[Begin]

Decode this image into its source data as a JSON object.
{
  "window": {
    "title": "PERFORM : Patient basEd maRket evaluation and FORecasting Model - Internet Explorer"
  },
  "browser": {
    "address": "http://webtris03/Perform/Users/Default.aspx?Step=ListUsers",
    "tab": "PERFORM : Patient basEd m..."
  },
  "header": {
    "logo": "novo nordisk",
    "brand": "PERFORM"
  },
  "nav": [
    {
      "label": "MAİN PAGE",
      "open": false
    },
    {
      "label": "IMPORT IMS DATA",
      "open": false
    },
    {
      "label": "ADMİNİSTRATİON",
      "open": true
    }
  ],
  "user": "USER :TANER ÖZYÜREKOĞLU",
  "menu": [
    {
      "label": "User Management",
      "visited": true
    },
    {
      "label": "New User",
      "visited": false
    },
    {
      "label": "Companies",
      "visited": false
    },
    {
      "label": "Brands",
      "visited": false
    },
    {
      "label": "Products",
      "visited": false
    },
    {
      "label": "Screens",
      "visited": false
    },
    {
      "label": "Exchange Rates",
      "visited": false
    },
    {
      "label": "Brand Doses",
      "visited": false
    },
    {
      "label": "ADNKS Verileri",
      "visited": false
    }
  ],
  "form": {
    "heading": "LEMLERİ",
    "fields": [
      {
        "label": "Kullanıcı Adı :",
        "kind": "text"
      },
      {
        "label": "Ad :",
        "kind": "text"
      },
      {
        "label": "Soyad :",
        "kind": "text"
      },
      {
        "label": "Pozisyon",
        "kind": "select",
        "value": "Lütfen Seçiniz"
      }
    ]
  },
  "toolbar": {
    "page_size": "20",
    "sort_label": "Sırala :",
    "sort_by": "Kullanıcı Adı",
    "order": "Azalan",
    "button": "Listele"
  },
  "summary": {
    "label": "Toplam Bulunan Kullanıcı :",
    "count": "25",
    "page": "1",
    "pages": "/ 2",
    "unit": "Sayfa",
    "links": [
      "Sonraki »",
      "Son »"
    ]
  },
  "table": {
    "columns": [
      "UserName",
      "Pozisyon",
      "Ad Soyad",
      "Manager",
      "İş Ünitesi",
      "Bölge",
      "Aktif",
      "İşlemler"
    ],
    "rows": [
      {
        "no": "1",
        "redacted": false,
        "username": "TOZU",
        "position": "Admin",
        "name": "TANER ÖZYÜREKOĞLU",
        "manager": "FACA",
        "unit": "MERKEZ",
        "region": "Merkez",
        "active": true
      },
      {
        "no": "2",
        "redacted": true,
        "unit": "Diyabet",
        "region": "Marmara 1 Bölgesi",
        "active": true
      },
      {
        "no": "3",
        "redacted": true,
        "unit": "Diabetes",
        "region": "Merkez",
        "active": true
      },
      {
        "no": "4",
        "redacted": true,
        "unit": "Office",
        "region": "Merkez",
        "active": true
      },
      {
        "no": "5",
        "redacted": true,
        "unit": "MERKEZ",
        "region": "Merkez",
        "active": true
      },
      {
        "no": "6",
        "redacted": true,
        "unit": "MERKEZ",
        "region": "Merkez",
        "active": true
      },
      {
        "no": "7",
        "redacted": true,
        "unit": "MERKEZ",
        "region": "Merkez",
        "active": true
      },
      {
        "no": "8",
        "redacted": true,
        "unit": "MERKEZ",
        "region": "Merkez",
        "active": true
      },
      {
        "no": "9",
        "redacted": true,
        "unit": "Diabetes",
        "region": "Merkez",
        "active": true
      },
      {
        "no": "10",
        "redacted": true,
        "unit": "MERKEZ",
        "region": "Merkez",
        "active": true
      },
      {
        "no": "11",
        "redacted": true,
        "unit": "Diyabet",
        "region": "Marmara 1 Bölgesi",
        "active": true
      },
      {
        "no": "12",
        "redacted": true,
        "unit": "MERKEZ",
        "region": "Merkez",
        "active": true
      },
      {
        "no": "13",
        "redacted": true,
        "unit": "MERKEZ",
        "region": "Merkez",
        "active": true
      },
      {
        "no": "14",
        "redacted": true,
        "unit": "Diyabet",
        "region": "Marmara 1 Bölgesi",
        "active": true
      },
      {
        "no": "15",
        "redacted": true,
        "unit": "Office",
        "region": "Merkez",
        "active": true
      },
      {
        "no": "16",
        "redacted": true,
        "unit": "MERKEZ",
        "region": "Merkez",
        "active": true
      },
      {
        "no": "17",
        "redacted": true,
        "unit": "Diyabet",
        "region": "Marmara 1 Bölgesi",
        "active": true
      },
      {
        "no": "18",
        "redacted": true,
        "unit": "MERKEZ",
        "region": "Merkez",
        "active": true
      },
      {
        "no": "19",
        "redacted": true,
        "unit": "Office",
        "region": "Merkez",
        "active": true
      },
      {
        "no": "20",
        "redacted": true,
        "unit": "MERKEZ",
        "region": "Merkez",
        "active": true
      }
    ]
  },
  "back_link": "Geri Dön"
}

[End]

What you will do — Scan the material above. Return every line containing the string "basEd".

Task output —
    "title": "PERFORM : Patient basEd maRket evaluation and FORecasting Model - Internet Explorer"
    "tab": "PERFORM : Patient basEd m..."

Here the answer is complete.